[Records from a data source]
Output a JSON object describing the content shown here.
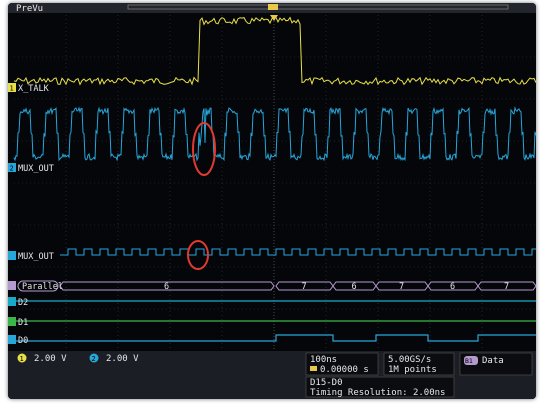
{
  "window": {
    "title": "PreVu"
  },
  "channels": [
    {
      "id": "1",
      "name": "X_TALK",
      "color": "#e8e049"
    },
    {
      "id": "2",
      "name": "MUX_OUT",
      "color": "#27a6d9"
    },
    {
      "id": "D1",
      "name": "MUX_OUT",
      "color": "#27a6d9"
    },
    {
      "id": "B1",
      "name": "Parallel",
      "color": "#b59ad0"
    },
    {
      "id": "D15",
      "name": "D2",
      "color": "#1aa9c9"
    },
    {
      "id": "D1b",
      "name": "D1",
      "color": "#3bb74a"
    },
    {
      "id": "D0",
      "name": "D0",
      "color": "#27a6d9"
    }
  ],
  "bus_values": [
    "6",
    "7",
    "6",
    "7",
    "6",
    "7"
  ],
  "status": {
    "ch1_scale": "2.00 V",
    "ch2_scale": "2.00 V",
    "ch1_num": "1",
    "ch2_num": "2",
    "timebase": "100ns",
    "trigger_pos": "0.00000 s",
    "sample_rate": "5.00GS/s",
    "record_length": "1M points",
    "bus_label": "Data",
    "bus_id": "B1",
    "digital_range": "D15-D0",
    "timing_res": "Timing Resolution: 2.00ns"
  }
}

# [Task description]
Repeat every record precisely. Any picture among them stays out of the copy.

# [Completed exercise]
Output a JSON object describing the content shown here.
{
  "window": {
    "title": "PreVu"
  },
  "channels": [
    {
      "id": "1",
      "name": "X_TALK",
      "color": "#e8e049"
    },
    {
      "id": "2",
      "name": "MUX_OUT",
      "color": "#27a6d9"
    },
    {
      "id": "D1",
      "name": "MUX_OUT",
      "color": "#27a6d9"
    },
    {
      "id": "B1",
      "name": "Parallel",
      "color": "#b59ad0"
    },
    {
      "id": "D15",
      "name": "D2",
      "color": "#1aa9c9"
    },
    {
      "id": "D1b",
      "name": "D1",
      "color": "#3bb74a"
    },
    {
      "id": "D0",
      "name": "D0",
      "color": "#27a6d9"
    }
  ],
  "bus_values": [
    "6",
    "7",
    "6",
    "7",
    "6",
    "7"
  ],
  "status": {
    "ch1_scale": "2.00 V",
    "ch2_scale": "2.00 V",
    "ch1_num": "1",
    "ch2_num": "2",
    "timebase": "100ns",
    "trigger_pos": "0.00000 s",
    "sample_rate": "5.00GS/s",
    "record_length": "1M points",
    "bus_label": "Data",
    "bus_id": "B1",
    "digital_range": "D15-D0",
    "timing_res": "Timing Resolution: 2.00ns"
  }
}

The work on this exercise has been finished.